>>
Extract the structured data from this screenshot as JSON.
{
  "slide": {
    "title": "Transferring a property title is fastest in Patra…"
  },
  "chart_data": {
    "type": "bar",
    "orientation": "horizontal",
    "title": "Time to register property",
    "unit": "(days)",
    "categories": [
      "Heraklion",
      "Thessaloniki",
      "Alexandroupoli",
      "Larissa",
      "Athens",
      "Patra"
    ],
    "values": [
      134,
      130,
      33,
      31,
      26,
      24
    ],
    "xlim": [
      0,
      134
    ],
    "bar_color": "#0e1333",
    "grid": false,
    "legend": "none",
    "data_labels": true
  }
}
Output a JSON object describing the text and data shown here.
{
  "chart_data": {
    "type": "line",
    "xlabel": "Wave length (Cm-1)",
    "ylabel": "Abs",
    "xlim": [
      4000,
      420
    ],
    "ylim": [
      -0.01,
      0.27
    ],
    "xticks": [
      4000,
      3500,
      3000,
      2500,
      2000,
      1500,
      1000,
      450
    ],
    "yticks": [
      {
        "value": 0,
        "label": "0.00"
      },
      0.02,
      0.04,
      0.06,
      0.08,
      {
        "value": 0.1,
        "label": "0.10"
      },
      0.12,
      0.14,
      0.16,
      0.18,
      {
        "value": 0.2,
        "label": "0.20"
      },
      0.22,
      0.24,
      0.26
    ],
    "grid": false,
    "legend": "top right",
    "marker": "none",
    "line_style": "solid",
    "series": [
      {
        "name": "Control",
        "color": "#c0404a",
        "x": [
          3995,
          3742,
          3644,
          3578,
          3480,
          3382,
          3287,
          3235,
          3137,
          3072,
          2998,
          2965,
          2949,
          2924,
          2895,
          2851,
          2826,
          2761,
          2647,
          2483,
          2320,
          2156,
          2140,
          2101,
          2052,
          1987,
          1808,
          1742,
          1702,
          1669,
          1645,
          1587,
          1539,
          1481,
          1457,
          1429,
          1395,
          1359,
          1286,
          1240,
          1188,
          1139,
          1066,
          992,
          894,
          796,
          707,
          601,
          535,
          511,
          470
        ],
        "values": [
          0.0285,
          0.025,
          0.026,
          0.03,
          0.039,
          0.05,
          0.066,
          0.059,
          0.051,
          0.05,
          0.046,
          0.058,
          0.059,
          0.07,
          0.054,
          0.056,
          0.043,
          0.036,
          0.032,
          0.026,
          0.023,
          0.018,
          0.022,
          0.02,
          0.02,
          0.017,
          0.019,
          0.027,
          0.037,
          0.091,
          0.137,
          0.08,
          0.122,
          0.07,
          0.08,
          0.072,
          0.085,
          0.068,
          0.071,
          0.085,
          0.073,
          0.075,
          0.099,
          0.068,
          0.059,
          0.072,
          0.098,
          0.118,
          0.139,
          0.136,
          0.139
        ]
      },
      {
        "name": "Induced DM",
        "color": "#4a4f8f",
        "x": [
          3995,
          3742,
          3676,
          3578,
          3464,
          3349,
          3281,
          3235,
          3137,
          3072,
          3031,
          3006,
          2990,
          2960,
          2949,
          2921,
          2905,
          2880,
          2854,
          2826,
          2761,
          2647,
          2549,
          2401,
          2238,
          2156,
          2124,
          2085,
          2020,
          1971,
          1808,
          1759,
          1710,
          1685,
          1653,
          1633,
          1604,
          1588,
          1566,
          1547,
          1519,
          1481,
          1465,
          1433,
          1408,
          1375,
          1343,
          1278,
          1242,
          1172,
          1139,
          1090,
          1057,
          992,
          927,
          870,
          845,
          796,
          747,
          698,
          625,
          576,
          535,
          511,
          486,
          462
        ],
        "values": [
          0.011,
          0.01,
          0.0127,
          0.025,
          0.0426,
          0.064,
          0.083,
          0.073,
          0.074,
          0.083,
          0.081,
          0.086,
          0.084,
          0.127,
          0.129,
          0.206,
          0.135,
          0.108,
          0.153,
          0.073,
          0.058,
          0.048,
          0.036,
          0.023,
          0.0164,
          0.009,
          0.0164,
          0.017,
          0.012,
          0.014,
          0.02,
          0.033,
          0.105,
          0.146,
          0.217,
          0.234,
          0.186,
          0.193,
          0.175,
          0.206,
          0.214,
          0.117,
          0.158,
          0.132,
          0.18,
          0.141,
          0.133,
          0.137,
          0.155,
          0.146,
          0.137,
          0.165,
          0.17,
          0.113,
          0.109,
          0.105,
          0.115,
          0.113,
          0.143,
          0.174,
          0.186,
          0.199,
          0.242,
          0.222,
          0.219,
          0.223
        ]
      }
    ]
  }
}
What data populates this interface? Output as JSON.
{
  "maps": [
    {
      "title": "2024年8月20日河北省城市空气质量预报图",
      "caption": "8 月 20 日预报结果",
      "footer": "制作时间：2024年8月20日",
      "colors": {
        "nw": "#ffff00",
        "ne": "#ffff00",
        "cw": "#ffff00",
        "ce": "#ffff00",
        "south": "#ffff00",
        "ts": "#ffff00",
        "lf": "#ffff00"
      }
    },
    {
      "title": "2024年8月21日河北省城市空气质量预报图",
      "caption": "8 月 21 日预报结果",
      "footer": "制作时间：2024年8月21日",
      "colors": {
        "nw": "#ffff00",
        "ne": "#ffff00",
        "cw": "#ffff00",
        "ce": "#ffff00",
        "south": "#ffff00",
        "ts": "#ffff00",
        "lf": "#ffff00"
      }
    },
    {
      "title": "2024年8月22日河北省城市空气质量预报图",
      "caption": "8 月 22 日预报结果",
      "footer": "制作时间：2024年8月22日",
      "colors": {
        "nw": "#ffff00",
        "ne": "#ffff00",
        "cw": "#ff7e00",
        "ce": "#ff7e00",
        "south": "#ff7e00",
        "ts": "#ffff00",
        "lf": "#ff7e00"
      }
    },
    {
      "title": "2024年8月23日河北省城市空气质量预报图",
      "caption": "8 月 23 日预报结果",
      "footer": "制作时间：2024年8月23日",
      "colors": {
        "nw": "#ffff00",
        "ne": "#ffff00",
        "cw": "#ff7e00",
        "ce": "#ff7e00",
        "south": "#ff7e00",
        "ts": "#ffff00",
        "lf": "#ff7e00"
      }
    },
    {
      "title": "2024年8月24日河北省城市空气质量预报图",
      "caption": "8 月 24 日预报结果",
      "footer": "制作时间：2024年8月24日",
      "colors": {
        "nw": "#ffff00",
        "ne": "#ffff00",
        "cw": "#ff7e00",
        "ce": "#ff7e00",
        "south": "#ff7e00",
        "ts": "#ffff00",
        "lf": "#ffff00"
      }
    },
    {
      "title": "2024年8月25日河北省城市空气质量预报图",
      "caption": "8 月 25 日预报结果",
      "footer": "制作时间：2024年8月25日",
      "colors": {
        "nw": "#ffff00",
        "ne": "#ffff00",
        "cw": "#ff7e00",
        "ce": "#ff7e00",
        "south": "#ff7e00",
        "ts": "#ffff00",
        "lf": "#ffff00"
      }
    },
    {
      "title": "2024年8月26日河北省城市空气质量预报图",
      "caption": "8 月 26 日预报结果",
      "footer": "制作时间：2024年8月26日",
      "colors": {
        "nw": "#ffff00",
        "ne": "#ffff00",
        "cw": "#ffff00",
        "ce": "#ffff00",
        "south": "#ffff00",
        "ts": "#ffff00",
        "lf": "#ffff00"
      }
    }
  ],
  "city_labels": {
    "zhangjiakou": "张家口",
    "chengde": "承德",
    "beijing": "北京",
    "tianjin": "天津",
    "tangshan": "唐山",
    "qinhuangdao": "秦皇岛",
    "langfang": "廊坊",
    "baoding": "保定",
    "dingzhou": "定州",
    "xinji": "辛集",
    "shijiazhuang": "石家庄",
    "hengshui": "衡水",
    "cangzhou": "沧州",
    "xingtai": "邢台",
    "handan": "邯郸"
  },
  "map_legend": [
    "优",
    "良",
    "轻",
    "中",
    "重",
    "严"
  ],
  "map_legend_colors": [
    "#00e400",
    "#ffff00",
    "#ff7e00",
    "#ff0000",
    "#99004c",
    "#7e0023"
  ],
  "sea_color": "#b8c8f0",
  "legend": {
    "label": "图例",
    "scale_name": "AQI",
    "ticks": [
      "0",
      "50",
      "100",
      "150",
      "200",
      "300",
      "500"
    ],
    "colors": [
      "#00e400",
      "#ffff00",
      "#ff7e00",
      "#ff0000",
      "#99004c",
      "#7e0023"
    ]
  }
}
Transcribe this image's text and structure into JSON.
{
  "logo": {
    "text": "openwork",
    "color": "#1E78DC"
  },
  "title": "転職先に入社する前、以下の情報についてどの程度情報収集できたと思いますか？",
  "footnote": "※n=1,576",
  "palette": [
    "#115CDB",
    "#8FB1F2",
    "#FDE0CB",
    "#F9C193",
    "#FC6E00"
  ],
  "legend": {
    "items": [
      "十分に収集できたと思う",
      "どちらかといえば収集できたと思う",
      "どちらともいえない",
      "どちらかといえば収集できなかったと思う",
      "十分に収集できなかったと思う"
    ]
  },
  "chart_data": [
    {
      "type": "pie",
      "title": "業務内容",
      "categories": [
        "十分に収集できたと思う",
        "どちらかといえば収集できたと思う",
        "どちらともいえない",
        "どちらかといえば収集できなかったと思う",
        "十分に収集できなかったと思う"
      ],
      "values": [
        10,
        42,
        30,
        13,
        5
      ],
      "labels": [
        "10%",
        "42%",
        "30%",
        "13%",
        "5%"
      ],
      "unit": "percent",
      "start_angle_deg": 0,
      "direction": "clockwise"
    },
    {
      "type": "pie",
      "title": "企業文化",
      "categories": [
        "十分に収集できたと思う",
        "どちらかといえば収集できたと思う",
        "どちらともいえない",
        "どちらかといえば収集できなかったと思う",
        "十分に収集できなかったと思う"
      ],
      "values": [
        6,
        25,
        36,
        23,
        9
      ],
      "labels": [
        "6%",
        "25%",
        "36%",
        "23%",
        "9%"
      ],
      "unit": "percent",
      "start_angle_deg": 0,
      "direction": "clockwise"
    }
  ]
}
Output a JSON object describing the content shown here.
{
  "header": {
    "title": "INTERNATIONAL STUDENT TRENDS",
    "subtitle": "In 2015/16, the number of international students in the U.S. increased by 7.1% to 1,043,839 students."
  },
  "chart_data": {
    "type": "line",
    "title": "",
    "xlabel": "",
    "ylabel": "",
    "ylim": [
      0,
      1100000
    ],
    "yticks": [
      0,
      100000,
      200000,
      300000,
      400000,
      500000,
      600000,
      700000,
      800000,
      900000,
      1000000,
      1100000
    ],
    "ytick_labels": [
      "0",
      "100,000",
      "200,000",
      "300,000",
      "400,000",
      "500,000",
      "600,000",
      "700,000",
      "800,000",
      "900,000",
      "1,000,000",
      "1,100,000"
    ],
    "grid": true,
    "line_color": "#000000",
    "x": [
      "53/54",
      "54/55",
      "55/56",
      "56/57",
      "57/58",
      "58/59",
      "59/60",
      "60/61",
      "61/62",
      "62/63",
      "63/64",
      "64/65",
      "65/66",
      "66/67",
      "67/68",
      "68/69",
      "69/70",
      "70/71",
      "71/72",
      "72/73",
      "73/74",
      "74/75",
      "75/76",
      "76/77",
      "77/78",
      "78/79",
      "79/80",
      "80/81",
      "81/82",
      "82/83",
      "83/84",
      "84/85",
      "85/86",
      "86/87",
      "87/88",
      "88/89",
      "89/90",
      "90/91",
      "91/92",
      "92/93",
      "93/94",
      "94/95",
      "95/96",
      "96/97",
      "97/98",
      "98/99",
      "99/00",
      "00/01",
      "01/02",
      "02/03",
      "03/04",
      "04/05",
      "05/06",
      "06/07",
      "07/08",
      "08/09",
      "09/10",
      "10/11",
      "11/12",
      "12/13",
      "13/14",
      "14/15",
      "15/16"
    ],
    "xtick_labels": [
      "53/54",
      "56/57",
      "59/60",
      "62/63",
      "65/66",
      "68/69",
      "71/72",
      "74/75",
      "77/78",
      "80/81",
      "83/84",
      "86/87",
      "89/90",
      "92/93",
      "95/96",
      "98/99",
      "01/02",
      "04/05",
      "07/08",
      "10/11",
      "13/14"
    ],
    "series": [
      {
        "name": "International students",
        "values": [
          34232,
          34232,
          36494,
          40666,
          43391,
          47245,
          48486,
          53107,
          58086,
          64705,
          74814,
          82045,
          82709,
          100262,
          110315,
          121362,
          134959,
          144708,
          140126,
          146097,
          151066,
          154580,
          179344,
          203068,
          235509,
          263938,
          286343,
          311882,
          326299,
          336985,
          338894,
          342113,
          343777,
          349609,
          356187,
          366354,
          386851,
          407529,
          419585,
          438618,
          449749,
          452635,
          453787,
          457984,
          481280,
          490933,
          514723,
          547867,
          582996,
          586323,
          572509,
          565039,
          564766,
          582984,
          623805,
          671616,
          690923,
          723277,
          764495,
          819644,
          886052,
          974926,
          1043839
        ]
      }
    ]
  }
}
<<
What is needed => Copy all lines from the material that include "footer".

Response to this task =>
      "footer": "制作时间：2024年8月20日",
      "footer": "制作时间：2024年8月21日",
      "footer": "制作时间：2024年8月22日",
      "footer": "制作时间：2024年8月23日",
      "footer": "制作时间：2024年8月24日",
      "footer": "制作时间：2024年8月25日",
      "footer": "制作时间：2024年8月26日",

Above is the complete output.